§ **Set problem**: Pull out every line below that contains the word "очень".

§ **Supplied information**:
╔══

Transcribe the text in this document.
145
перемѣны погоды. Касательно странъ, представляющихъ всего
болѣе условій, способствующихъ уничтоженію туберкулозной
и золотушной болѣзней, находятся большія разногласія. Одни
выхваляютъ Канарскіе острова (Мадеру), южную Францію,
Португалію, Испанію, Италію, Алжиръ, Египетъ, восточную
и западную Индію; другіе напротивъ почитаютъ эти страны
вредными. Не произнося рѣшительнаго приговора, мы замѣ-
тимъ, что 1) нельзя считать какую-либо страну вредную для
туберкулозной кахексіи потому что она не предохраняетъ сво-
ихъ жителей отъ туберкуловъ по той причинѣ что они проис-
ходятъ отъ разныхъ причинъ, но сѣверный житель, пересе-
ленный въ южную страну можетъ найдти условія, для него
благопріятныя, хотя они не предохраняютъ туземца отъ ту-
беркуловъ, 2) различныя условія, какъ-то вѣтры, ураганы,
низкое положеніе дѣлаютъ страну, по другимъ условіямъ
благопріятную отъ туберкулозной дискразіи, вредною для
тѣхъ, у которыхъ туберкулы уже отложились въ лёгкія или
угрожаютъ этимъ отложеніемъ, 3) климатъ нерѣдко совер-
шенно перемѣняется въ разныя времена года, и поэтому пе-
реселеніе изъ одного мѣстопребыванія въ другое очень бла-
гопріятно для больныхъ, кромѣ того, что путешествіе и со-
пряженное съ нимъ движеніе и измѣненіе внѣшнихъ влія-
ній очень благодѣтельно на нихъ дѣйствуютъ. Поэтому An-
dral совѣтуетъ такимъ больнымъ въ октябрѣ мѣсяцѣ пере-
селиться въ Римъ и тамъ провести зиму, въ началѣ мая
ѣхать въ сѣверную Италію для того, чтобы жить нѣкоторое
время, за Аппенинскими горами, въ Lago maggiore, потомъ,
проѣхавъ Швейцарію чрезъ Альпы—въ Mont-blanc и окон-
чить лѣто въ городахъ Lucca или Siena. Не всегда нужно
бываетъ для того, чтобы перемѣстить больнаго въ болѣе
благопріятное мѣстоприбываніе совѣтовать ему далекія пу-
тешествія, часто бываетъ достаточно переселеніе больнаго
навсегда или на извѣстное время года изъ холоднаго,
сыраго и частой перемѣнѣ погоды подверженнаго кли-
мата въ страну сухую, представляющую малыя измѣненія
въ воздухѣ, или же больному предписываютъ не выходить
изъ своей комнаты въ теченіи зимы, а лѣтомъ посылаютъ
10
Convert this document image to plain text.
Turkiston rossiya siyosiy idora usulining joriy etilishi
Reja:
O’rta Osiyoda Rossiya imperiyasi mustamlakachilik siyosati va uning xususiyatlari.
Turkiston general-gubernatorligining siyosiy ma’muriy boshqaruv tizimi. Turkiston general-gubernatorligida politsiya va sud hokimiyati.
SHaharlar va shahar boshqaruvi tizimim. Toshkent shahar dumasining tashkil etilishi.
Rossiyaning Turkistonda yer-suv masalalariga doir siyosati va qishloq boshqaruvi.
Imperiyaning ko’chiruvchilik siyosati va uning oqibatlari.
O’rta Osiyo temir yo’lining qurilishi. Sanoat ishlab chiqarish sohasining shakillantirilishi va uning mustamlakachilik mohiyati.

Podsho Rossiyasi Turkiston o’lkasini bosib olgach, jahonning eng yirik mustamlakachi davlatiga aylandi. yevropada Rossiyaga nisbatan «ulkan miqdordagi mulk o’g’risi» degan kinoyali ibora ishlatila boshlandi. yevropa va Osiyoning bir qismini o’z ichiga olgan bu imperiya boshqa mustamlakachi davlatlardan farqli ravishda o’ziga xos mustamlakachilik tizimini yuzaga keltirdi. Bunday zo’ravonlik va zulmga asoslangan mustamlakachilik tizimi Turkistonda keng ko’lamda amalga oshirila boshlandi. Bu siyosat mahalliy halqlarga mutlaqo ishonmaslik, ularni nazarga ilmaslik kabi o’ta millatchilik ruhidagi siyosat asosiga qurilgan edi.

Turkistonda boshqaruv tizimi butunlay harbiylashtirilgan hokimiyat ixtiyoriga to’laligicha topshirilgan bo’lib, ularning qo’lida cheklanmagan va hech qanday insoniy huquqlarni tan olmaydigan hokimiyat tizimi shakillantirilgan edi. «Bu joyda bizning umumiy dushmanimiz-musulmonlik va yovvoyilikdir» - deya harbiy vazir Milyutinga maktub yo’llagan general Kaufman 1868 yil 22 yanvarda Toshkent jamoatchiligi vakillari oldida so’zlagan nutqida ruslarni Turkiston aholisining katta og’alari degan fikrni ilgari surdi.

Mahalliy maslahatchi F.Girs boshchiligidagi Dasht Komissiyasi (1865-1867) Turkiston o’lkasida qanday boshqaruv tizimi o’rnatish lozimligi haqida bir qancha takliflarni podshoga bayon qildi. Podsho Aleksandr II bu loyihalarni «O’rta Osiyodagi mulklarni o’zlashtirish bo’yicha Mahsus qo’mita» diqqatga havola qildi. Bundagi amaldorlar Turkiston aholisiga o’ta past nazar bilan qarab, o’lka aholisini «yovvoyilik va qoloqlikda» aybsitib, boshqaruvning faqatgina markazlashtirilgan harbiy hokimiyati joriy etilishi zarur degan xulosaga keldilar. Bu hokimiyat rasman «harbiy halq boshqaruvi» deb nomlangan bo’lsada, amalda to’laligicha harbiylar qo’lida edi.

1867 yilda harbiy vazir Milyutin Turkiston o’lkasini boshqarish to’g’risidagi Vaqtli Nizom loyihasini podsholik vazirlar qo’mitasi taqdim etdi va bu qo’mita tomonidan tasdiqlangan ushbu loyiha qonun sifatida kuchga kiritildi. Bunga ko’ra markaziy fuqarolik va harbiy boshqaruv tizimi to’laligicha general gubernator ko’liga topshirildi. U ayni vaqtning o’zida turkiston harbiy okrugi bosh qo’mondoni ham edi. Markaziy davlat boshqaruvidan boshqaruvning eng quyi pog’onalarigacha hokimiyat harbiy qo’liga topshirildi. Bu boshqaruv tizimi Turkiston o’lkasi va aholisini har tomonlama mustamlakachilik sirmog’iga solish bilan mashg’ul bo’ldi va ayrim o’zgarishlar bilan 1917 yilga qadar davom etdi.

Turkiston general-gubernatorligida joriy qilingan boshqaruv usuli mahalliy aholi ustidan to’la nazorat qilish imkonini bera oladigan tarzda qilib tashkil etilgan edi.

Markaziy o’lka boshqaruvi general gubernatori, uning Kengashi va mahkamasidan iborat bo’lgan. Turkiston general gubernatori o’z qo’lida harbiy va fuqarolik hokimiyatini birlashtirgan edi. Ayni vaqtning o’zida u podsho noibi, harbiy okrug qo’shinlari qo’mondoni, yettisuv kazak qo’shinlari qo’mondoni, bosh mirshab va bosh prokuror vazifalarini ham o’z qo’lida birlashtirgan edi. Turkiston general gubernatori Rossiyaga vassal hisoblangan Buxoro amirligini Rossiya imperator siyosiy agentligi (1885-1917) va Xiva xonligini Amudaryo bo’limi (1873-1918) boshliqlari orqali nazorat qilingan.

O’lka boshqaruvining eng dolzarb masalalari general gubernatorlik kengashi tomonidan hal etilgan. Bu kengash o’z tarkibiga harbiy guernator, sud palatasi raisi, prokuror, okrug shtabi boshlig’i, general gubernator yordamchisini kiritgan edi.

╚══

§ **Completed task**:
реселеніе изъ одного мѣстопребыванія въ другое очень бла-
ній очень благодѣтельно на нихъ дѣйствуютъ. Поэтому An-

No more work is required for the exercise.